— begin Data records —
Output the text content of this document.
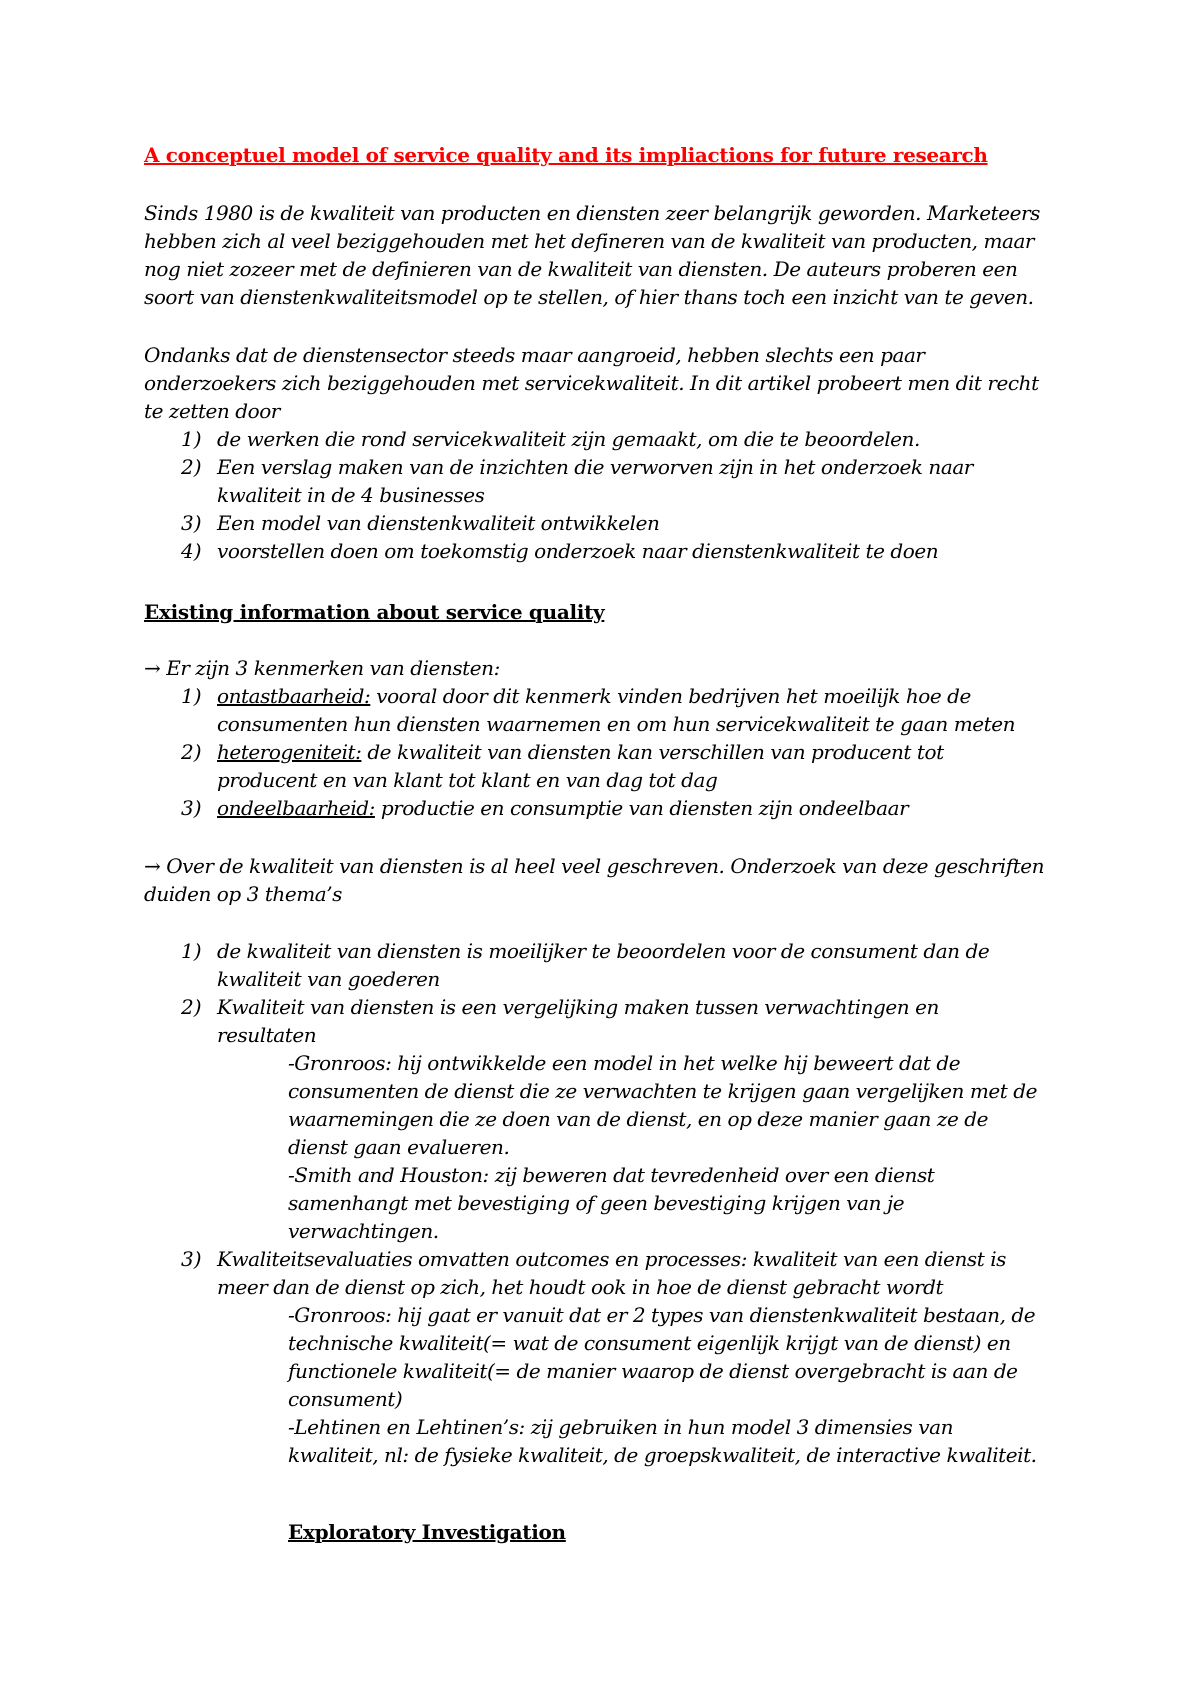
A conceptuel model of service quality and its impliactions for future research
Sinds 1980 is de kwaliteit van producten en diensten zeer belangrijk geworden. Marketeers
hebben zich al veel beziggehouden met het defineren van de kwaliteit van producten, maar
nog niet zozeer met de definieren van de kwaliteit van diensten. De auteurs proberen een
soort van dienstenkwaliteitsmodel op te stellen, of hier thans toch een inzicht van te geven.
Ondanks dat de dienstensector steeds maar aangroeid, hebben slechts een paar
onderzoekers zich beziggehouden met servicekwaliteit. In dit artikel probeert men dit recht
te zetten door
1) de werken die rond servicekwaliteit zijn gemaakt, om die te beoordelen.
2) Een verslag maken van de inzichten die verworven zijn in het onderzoek naar
kwaliteit in de 4 businesses
3) Een model van dienstenkwaliteit ontwikkelen
4) voorstellen doen om toekomstig onderzoek naar dienstenkwaliteit te doen
Existing information about service quality
→ Er zijn 3 kenmerken van diensten:
1) ontastbaarheid: vooral door dit kenmerk vinden bedrijven het moeilijk hoe de
consumenten hun diensten waarnemen en om hun servicekwaliteit te gaan meten
2) heterogeniteit: de kwaliteit van diensten kan verschillen van producent tot
producent en van klant tot klant en van dag tot dag
3) ondeelbaarheid: productie en consumptie van diensten zijn ondeelbaar
→ Over de kwaliteit van diensten is al heel veel geschreven. Onderzoek van deze geschriften
duiden op 3 thema’s
1) de kwaliteit van diensten is moeilijker te beoordelen voor de consument dan de
kwaliteit van goederen
2) Kwaliteit van diensten is een vergelijking maken tussen verwachtingen en
resultaten
-Gronroos: hij ontwikkelde een model in het welke hij beweert dat de
consumenten de dienst die ze verwachten te krijgen gaan vergelijken met de
waarnemingen die ze doen van de dienst, en op deze manier gaan ze de
dienst gaan evalueren.
-Smith and Houston: zij beweren dat tevredenheid over een dienst
samenhangt met bevestiging of geen bevestiging krijgen van je
verwachtingen.
3) Kwaliteitsevaluaties omvatten outcomes en processes: kwaliteit van een dienst is
meer dan de dienst op zich, het houdt ook in hoe de dienst gebracht wordt
-Gronroos: hij gaat er vanuit dat er 2 types van dienstenkwaliteit bestaan, de
technische kwaliteit(= wat de consument eigenlijk krijgt van de dienst) en
functionele kwaliteit(= de manier waarop de dienst overgebracht is aan de
consument)
-Lehtinen en Lehtinen’s: zij gebruiken in hun model 3 dimensies van
kwaliteit, nl: de fysieke kwaliteit, de groepskwaliteit, de interactive kwaliteit.
Exploratory Investigation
— end Data records —
## Problem to work on
Pictures in the records must not appear in the copy; transcribe everything else precisely.

## Task answer
Output the text content of this document.
A conceptuel model of service quality and its impliactions for future research
Sinds 1980 is de kwaliteit van producten en diensten zeer belangrijk geworden. Marketeers
hebben zich al veel beziggehouden met het defineren van de kwaliteit van producten, maar
nog niet zozeer met de definieren van de kwaliteit van diensten. De auteurs proberen een
soort van dienstenkwaliteitsmodel op te stellen, of hier thans toch een inzicht van te geven.
Ondanks dat de dienstensector steeds maar aangroeid, hebben slechts een paar
onderzoekers zich beziggehouden met servicekwaliteit. In dit artikel probeert men dit recht
te zetten door
1) de werken die rond servicekwaliteit zijn gemaakt, om die te beoordelen.
2) Een verslag maken van de inzichten die verworven zijn in het onderzoek naar
kwaliteit in de 4 businesses
3) Een model van dienstenkwaliteit ontwikkelen
4) voorstellen doen om toekomstig onderzoek naar dienstenkwaliteit te doen
Existing information about service quality
→ Er zijn 3 kenmerken van diensten:
1) ontastbaarheid: vooral door dit kenmerk vinden bedrijven het moeilijk hoe de
consumenten hun diensten waarnemen en om hun servicekwaliteit te gaan meten
2) heterogeniteit: de kwaliteit van diensten kan verschillen van producent tot
producent en van klant tot klant en van dag tot dag
3) ondeelbaarheid: productie en consumptie van diensten zijn ondeelbaar
→ Over de kwaliteit van diensten is al heel veel geschreven. Onderzoek van deze geschriften
duiden op 3 thema’s
1) de kwaliteit van diensten is moeilijker te beoordelen voor de consument dan de
kwaliteit van goederen
2) Kwaliteit van diensten is een vergelijking maken tussen verwachtingen en
resultaten
-Gronroos: hij ontwikkelde een model in het welke hij beweert dat de
consumenten de dienst die ze verwachten te krijgen gaan vergelijken met de
waarnemingen die ze doen van de dienst, en op deze manier gaan ze de
dienst gaan evalueren.
-Smith and Houston: zij beweren dat tevredenheid over een dienst
samenhangt met bevestiging of geen bevestiging krijgen van je
verwachtingen.
3) Kwaliteitsevaluaties omvatten outcomes en processes: kwaliteit van een dienst is
meer dan de dienst op zich, het houdt ook in hoe de dienst gebracht wordt
-Gronroos: hij gaat er vanuit dat er 2 types van dienstenkwaliteit bestaan, de
technische kwaliteit(= wat de consument eigenlijk krijgt van de dienst) en
functionele kwaliteit(= de manier waarop de dienst overgebracht is aan de
consument)
-Lehtinen en Lehtinen’s: zij gebruiken in hun model 3 dimensies van
kwaliteit, nl: de fysieke kwaliteit, de groepskwaliteit, de interactive kwaliteit.
Exploratory Investigation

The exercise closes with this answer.